- [Problem to solve]
Check every line of the entries that follow, and copy the ones containing "GOODRICH".

----

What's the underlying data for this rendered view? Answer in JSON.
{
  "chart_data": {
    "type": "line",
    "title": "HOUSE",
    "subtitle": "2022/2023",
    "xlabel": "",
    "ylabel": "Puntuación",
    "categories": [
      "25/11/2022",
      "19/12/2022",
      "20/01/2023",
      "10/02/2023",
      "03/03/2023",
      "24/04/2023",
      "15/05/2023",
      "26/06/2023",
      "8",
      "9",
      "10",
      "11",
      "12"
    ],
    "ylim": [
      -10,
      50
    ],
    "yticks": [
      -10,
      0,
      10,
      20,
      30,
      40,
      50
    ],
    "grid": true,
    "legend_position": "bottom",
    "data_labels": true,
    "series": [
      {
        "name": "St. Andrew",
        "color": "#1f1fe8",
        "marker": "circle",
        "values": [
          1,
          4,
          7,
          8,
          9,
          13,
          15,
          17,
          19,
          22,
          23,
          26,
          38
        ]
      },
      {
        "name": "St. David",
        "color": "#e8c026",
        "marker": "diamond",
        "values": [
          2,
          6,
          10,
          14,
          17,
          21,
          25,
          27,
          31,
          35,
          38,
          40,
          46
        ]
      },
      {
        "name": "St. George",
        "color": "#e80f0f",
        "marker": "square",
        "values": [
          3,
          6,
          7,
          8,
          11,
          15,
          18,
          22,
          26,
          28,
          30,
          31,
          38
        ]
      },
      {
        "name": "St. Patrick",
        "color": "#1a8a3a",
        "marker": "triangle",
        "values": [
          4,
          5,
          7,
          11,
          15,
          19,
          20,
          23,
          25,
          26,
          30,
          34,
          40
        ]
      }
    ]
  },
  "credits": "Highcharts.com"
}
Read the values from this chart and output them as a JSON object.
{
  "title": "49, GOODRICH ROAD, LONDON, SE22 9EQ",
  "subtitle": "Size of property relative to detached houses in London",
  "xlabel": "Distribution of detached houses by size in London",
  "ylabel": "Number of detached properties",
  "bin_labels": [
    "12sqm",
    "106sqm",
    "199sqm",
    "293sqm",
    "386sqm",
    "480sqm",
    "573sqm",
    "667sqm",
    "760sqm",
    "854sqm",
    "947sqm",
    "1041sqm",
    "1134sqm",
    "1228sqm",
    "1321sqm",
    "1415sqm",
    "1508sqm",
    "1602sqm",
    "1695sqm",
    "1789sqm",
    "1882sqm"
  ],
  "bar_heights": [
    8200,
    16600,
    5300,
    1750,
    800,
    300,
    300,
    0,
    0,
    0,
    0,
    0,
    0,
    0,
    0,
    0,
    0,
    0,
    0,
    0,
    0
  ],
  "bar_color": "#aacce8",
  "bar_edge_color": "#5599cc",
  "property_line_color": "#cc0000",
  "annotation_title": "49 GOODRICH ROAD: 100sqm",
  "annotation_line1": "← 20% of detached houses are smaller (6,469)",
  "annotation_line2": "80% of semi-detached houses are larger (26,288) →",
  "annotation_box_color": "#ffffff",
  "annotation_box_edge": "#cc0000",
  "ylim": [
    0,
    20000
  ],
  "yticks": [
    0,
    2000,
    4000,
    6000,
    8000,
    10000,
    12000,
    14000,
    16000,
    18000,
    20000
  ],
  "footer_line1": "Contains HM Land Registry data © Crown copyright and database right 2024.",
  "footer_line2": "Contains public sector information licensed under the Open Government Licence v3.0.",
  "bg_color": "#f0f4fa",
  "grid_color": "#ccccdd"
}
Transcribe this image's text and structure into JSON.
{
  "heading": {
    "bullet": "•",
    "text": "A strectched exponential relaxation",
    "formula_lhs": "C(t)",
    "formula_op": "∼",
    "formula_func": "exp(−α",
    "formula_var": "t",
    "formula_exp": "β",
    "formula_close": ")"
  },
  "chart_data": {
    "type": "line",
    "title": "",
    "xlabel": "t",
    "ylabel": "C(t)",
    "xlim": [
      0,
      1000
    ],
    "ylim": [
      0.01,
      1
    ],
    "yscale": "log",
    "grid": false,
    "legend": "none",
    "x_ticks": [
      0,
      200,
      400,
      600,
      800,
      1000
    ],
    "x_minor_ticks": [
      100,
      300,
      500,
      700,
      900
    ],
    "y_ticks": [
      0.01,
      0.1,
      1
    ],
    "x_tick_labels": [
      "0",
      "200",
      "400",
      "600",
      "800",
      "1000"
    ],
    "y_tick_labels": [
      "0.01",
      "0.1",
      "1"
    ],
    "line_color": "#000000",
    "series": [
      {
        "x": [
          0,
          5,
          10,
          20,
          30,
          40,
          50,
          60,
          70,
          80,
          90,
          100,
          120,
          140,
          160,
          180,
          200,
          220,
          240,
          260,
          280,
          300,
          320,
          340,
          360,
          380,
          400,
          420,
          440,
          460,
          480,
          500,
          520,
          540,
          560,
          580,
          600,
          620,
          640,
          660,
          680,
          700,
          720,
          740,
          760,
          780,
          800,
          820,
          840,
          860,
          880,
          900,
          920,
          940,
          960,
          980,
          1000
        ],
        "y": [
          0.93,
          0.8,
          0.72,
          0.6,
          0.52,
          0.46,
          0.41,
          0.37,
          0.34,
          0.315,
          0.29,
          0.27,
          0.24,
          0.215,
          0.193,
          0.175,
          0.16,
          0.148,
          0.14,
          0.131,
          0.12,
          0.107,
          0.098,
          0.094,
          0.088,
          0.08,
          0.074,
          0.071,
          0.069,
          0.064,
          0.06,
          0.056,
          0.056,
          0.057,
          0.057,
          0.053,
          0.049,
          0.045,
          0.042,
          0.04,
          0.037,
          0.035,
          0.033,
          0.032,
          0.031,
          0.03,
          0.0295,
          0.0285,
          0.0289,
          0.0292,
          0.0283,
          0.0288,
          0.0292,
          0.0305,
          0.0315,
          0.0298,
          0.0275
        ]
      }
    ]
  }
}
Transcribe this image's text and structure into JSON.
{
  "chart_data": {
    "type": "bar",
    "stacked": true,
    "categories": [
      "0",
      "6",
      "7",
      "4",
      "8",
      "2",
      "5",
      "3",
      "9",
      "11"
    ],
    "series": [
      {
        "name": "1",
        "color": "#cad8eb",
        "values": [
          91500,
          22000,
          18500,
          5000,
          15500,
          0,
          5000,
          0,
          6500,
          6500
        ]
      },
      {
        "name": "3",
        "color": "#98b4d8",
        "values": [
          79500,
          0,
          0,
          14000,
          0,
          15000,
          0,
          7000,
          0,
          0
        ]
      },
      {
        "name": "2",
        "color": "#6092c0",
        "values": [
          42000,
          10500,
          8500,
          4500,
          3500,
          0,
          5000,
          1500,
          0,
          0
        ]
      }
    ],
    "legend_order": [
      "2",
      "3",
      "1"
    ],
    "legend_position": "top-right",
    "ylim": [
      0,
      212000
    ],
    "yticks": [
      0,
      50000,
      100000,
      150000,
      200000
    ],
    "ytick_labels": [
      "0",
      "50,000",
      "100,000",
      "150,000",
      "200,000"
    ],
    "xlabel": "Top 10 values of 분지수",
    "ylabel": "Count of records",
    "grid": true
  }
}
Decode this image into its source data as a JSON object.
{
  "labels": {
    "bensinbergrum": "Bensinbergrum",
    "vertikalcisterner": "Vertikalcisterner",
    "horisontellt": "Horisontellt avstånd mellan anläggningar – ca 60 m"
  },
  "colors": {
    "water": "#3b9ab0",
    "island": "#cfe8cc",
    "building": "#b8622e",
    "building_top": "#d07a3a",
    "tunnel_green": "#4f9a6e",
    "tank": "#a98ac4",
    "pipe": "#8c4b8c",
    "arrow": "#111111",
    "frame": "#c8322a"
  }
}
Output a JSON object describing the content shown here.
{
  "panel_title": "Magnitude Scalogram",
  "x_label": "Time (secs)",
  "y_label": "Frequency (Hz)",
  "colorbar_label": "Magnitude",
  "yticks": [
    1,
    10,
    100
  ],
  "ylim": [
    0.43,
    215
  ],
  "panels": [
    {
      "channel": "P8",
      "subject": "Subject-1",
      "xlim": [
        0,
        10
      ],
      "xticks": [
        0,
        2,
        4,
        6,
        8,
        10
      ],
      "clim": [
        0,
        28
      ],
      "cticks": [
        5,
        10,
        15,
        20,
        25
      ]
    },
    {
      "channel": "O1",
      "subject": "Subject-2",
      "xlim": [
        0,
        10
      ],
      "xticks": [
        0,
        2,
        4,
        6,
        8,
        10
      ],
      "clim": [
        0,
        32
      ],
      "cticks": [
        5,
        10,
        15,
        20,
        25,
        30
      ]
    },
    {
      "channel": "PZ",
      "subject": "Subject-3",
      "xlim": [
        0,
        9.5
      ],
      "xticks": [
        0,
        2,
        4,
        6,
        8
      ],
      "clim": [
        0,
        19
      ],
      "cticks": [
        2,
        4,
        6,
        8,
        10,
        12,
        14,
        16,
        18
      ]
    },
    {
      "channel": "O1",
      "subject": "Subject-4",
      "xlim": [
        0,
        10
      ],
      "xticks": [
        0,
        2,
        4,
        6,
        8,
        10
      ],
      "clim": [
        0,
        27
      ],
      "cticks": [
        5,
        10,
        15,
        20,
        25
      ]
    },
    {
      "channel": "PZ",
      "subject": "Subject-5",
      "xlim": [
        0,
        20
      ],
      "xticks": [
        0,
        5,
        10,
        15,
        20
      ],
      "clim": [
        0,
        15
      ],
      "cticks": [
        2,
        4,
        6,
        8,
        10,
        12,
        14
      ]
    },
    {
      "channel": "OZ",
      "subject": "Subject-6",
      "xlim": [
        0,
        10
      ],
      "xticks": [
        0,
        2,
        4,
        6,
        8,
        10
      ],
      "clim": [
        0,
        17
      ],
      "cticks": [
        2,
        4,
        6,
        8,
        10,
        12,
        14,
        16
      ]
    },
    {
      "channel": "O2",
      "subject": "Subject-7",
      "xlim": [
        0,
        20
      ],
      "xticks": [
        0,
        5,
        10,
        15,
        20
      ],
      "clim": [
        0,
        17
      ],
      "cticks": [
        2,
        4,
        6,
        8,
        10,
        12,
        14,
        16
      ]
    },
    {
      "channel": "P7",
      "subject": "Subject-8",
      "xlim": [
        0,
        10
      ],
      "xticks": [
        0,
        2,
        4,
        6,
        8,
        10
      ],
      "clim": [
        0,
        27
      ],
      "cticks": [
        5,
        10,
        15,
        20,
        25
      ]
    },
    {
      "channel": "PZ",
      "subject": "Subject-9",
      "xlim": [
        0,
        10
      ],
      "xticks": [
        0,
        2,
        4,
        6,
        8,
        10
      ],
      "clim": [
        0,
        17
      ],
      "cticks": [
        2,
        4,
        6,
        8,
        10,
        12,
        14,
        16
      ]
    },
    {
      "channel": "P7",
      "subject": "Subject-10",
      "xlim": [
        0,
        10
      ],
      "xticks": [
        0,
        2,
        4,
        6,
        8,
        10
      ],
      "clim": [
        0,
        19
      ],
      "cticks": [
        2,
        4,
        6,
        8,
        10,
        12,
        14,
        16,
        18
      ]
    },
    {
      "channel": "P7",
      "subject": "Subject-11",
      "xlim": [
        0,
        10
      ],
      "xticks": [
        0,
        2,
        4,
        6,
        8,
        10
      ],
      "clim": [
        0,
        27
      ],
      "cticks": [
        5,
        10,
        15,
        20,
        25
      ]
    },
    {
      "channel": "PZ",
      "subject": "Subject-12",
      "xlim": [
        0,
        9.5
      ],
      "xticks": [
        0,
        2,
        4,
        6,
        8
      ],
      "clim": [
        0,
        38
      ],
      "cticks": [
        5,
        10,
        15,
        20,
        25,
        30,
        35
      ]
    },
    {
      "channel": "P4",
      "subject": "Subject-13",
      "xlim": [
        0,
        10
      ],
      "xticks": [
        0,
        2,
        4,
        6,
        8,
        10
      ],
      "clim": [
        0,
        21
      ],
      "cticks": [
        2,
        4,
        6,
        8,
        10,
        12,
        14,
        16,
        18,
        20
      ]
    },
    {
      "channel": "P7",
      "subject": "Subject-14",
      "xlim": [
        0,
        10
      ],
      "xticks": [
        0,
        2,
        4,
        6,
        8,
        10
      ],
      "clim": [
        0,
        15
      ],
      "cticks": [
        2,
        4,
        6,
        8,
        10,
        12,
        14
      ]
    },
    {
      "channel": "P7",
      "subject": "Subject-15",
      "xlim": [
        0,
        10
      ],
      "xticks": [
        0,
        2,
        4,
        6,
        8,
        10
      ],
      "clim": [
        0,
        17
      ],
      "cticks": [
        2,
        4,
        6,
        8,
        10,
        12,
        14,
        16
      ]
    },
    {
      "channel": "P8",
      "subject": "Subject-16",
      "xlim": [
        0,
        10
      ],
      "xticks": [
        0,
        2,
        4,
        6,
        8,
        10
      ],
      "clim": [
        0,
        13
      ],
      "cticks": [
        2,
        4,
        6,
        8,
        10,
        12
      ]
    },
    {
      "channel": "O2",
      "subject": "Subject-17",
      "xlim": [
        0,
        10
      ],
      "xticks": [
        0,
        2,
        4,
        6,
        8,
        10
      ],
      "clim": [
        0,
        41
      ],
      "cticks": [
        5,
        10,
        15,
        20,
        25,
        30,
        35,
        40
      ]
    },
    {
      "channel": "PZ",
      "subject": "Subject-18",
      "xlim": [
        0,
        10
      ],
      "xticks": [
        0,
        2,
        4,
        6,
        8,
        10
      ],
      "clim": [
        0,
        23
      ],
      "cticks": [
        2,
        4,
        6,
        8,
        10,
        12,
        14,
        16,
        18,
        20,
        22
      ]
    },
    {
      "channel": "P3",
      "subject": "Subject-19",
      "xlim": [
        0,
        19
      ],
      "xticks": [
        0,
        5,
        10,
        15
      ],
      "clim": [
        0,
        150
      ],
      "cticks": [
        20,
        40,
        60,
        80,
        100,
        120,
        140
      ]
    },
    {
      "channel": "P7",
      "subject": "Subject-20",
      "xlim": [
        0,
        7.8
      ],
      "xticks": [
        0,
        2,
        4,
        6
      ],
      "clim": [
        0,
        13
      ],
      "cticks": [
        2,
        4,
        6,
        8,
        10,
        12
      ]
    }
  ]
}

----

- [Problem solution]
  "title": "49, GOODRICH ROAD, LONDON, SE22 9EQ",
  "annotation_title": "49 GOODRICH ROAD: 100sqm",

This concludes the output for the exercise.